--- AIM ---
Look through the material and tally each line bearing the word "ostenditur". Give only the total.

--- ROWS ---

• • • • •

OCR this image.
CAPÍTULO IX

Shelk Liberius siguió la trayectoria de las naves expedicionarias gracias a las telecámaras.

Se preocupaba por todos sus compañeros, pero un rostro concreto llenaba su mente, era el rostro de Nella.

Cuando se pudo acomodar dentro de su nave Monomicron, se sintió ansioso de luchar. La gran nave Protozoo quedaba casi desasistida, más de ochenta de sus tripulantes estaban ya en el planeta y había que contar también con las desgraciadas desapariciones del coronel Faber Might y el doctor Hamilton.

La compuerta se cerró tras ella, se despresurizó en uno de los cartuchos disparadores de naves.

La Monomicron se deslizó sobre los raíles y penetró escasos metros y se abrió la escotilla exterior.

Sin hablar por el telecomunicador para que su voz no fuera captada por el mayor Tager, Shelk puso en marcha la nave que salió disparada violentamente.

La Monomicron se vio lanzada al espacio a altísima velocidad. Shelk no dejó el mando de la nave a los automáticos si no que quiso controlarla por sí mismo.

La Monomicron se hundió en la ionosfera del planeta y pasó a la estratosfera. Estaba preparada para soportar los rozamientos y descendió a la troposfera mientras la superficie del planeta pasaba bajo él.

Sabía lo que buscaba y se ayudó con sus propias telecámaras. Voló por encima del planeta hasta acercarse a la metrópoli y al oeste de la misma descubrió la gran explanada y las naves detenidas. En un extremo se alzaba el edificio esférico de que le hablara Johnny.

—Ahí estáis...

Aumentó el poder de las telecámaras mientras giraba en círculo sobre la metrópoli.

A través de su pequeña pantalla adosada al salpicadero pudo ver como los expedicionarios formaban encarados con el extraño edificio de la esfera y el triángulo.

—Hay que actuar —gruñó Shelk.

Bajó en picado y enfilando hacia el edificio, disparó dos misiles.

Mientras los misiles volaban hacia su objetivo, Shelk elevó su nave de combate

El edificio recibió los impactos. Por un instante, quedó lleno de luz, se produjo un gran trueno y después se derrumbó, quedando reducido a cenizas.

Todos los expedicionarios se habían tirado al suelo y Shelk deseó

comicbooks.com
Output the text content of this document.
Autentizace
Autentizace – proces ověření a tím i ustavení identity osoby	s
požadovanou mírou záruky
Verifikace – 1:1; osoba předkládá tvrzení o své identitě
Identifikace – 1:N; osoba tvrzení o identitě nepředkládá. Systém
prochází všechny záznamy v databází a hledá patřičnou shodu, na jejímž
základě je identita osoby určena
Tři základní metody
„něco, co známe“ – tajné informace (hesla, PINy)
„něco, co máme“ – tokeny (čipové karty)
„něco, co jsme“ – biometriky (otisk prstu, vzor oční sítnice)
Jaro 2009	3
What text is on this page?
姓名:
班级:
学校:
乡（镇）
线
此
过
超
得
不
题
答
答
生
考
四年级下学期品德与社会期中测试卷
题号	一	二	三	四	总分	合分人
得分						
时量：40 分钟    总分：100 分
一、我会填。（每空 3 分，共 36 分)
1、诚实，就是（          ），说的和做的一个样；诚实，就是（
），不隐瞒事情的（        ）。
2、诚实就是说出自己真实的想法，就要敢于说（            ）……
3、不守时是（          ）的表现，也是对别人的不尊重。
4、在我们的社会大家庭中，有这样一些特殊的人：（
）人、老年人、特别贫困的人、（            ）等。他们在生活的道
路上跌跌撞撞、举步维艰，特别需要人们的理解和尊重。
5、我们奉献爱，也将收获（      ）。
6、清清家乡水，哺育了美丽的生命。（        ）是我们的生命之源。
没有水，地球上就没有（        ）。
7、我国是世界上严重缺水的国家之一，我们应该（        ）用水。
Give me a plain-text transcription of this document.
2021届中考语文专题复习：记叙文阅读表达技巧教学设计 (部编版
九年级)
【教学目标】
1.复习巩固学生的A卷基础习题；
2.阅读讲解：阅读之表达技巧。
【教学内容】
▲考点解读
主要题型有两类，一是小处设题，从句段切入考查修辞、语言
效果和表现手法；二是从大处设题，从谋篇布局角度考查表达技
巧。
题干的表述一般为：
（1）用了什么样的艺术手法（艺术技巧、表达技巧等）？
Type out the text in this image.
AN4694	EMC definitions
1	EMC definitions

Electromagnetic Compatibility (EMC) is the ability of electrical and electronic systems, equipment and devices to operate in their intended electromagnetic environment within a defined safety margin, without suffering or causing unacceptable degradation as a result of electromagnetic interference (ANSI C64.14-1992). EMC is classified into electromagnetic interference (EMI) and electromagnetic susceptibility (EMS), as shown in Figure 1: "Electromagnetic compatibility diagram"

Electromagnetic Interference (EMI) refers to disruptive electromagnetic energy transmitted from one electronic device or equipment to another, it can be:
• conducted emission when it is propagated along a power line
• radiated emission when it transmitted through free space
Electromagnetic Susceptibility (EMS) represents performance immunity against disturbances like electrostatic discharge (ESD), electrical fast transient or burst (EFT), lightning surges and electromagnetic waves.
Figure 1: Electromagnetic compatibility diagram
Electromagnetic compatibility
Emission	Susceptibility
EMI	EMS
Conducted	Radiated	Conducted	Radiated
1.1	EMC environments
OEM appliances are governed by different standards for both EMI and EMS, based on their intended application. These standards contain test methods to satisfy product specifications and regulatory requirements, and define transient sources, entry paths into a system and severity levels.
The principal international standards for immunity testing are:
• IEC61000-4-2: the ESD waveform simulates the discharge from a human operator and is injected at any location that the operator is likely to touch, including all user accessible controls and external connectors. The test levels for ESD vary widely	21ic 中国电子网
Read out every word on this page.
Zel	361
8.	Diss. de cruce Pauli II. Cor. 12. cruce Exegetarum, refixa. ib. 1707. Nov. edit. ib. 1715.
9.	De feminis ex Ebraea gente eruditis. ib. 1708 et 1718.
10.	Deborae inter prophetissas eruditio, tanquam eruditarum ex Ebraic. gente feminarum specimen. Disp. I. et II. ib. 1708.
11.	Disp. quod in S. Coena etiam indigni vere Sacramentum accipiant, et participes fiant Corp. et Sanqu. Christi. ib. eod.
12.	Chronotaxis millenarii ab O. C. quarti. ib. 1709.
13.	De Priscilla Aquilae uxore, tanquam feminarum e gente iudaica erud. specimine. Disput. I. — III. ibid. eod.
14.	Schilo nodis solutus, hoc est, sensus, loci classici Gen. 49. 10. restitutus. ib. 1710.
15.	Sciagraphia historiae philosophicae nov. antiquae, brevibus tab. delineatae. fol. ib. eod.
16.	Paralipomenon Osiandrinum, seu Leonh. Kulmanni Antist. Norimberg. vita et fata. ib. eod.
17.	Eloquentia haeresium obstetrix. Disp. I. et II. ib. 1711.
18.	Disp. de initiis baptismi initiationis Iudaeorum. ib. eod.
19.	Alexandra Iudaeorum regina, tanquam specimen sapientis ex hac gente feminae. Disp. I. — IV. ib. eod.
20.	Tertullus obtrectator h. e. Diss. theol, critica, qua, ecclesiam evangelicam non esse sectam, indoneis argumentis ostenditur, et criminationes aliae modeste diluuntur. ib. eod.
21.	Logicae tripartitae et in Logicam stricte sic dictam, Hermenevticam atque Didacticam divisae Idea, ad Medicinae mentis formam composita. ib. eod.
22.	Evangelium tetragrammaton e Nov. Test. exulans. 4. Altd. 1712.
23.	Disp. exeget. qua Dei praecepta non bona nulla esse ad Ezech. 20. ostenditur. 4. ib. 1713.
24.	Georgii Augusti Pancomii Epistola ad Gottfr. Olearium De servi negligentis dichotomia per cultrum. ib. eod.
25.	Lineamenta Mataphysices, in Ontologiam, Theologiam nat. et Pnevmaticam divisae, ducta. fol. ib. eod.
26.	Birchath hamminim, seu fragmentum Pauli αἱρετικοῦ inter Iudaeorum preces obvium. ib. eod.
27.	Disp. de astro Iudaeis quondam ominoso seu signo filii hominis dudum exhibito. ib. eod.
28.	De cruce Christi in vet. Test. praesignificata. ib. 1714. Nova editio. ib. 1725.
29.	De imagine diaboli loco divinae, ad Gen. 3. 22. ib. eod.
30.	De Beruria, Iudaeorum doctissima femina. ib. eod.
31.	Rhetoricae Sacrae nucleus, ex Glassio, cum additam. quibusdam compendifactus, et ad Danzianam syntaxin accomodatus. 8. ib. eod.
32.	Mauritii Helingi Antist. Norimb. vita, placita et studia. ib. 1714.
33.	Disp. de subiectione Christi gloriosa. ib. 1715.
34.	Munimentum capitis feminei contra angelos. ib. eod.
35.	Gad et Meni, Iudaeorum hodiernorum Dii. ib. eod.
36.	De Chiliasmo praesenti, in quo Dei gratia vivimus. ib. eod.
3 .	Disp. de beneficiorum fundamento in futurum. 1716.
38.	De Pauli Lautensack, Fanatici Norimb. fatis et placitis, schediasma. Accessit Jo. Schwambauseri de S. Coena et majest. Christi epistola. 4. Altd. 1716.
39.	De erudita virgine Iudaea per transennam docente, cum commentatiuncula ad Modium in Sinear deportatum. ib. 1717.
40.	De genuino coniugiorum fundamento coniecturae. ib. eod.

• • • • •

--- RESPONSE TO THIS TASK ---
2